- [Instructions to follow]:
Rewrite the records below, changing each "candle-body" to "candlestick-body" and leaving everything else as it is.

####

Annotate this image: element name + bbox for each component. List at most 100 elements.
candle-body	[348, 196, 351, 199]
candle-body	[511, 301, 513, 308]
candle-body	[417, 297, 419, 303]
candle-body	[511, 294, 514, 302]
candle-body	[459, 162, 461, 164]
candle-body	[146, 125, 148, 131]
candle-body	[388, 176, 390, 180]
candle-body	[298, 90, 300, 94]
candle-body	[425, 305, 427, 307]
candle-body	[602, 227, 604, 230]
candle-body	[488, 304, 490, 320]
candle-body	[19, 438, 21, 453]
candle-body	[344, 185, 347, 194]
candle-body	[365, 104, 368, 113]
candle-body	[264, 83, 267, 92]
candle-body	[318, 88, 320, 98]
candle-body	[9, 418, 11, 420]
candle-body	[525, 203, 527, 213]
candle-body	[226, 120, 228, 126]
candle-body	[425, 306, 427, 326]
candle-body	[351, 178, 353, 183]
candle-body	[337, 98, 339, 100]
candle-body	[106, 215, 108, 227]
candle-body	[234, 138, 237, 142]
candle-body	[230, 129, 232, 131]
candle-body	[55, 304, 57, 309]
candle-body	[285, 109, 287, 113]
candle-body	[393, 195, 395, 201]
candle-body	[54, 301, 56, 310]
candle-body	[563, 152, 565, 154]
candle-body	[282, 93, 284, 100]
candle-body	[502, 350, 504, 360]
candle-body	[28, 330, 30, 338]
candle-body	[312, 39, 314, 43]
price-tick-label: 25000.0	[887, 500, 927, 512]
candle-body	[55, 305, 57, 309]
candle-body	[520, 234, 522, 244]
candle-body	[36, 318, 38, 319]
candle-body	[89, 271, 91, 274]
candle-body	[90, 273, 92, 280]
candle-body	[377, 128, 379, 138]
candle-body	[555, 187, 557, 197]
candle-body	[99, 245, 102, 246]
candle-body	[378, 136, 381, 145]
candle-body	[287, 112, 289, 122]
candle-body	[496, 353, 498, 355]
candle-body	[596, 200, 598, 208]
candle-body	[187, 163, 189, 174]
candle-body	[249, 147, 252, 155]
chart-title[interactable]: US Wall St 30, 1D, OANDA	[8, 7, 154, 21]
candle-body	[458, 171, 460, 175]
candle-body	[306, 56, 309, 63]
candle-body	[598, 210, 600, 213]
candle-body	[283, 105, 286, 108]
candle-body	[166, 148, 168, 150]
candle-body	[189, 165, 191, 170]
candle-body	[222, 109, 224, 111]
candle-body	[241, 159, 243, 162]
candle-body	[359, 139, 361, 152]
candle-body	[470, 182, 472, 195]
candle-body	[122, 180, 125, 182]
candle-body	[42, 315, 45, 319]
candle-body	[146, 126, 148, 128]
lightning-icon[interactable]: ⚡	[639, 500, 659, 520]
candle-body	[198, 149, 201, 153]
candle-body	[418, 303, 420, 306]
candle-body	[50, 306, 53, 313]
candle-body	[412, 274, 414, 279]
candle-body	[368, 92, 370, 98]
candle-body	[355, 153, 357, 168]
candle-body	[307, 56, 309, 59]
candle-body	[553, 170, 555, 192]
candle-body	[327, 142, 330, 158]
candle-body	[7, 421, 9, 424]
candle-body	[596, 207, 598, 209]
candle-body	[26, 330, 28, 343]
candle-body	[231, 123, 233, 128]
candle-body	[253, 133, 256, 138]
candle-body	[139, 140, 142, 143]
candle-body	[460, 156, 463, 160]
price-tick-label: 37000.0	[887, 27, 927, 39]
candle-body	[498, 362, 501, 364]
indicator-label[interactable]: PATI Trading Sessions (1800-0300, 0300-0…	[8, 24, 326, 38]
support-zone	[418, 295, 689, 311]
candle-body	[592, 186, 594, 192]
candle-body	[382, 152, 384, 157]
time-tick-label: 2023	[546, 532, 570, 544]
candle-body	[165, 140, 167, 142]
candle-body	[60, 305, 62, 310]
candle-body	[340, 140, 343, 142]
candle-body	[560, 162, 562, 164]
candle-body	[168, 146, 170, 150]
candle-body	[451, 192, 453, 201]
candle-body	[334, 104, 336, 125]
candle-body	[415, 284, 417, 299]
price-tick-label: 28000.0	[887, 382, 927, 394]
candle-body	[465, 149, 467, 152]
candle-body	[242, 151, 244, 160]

####

- [Answer to this problem]:
Annotate this image: element name + bbox for each component. List at most 100 elements.
candlestick-body	[348, 196, 351, 199]
candlestick-body	[511, 301, 513, 308]
candlestick-body	[417, 297, 419, 303]
candlestick-body	[511, 294, 514, 302]
candlestick-body	[459, 162, 461, 164]
candlestick-body	[146, 125, 148, 131]
candlestick-body	[388, 176, 390, 180]
candlestick-body	[298, 90, 300, 94]
candlestick-body	[425, 305, 427, 307]
candlestick-body	[602, 227, 604, 230]
candlestick-body	[488, 304, 490, 320]
candlestick-body	[19, 438, 21, 453]
candlestick-body	[344, 185, 347, 194]
candlestick-body	[365, 104, 368, 113]
candlestick-body	[264, 83, 267, 92]
candlestick-body	[318, 88, 320, 98]
candlestick-body	[9, 418, 11, 420]
candlestick-body	[525, 203, 527, 213]
candlestick-body	[226, 120, 228, 126]
candlestick-body	[425, 306, 427, 326]
candlestick-body	[351, 178, 353, 183]
candlestick-body	[337, 98, 339, 100]
candlestick-body	[106, 215, 108, 227]
candlestick-body	[234, 138, 237, 142]
candlestick-body	[230, 129, 232, 131]
candlestick-body	[55, 304, 57, 309]
candlestick-body	[285, 109, 287, 113]
candlestick-body	[393, 195, 395, 201]
candlestick-body	[54, 301, 56, 310]
candlestick-body	[563, 152, 565, 154]
candlestick-body	[282, 93, 284, 100]
candlestick-body	[502, 350, 504, 360]
candlestick-body	[28, 330, 30, 338]
candlestick-body	[312, 39, 314, 43]
price-tick-label: 25000.0	[887, 500, 927, 512]
candlestick-body	[55, 305, 57, 309]
candlestick-body	[520, 234, 522, 244]
candlestick-body	[36, 318, 38, 319]
candlestick-body	[89, 271, 91, 274]
candlestick-body	[90, 273, 92, 280]
candlestick-body	[377, 128, 379, 138]
candlestick-body	[555, 187, 557, 197]
candlestick-body	[99, 245, 102, 246]
candlestick-body	[378, 136, 381, 145]
candlestick-body	[287, 112, 289, 122]
candlestick-body	[496, 353, 498, 355]
candlestick-body	[596, 200, 598, 208]
candlestick-body	[187, 163, 189, 174]
candlestick-body	[249, 147, 252, 155]
chart-title[interactable]: US Wall St 30, 1D, OANDA	[8, 7, 154, 21]
candlestick-body	[458, 171, 460, 175]
candlestick-body	[306, 56, 309, 63]
candlestick-body	[598, 210, 600, 213]
candlestick-body	[283, 105, 286, 108]
candlestick-body	[166, 148, 168, 150]
candlestick-body	[189, 165, 191, 170]
candlestick-body	[222, 109, 224, 111]
candlestick-body	[241, 159, 243, 162]
candlestick-body	[359, 139, 361, 152]
candlestick-body	[470, 182, 472, 195]
candlestick-body	[122, 180, 125, 182]
candlestick-body	[42, 315, 45, 319]
candlestick-body	[146, 126, 148, 128]
lightning-icon[interactable]: ⚡	[639, 500, 659, 520]
candlestick-body	[198, 149, 201, 153]
candlestick-body	[418, 303, 420, 306]
candlestick-body	[50, 306, 53, 313]
candlestick-body	[412, 274, 414, 279]
candlestick-body	[368, 92, 370, 98]
candlestick-body	[355, 153, 357, 168]
candlestick-body	[307, 56, 309, 59]
candlestick-body	[553, 170, 555, 192]
candlestick-body	[327, 142, 330, 158]
candlestick-body	[7, 421, 9, 424]
candlestick-body	[596, 207, 598, 209]
candlestick-body	[26, 330, 28, 343]
candlestick-body	[231, 123, 233, 128]
candlestick-body	[253, 133, 256, 138]
candlestick-body	[139, 140, 142, 143]
candlestick-body	[460, 156, 463, 160]
price-tick-label: 37000.0	[887, 27, 927, 39]
candlestick-body	[498, 362, 501, 364]
indicator-label[interactable]: PATI Trading Sessions (1800-0300, 0300-0…	[8, 24, 326, 38]
support-zone	[418, 295, 689, 311]
candlestick-body	[592, 186, 594, 192]
candlestick-body	[382, 152, 384, 157]
time-tick-label: 2023	[546, 532, 570, 544]
candlestick-body	[165, 140, 167, 142]
candlestick-body	[60, 305, 62, 310]
candlestick-body	[340, 140, 343, 142]
candlestick-body	[560, 162, 562, 164]
candlestick-body	[168, 146, 170, 150]
candlestick-body	[451, 192, 453, 201]
candlestick-body	[334, 104, 336, 125]
candlestick-body	[415, 284, 417, 299]
price-tick-label: 28000.0	[887, 382, 927, 394]
candlestick-body	[465, 149, 467, 152]
candlestick-body	[242, 151, 244, 160]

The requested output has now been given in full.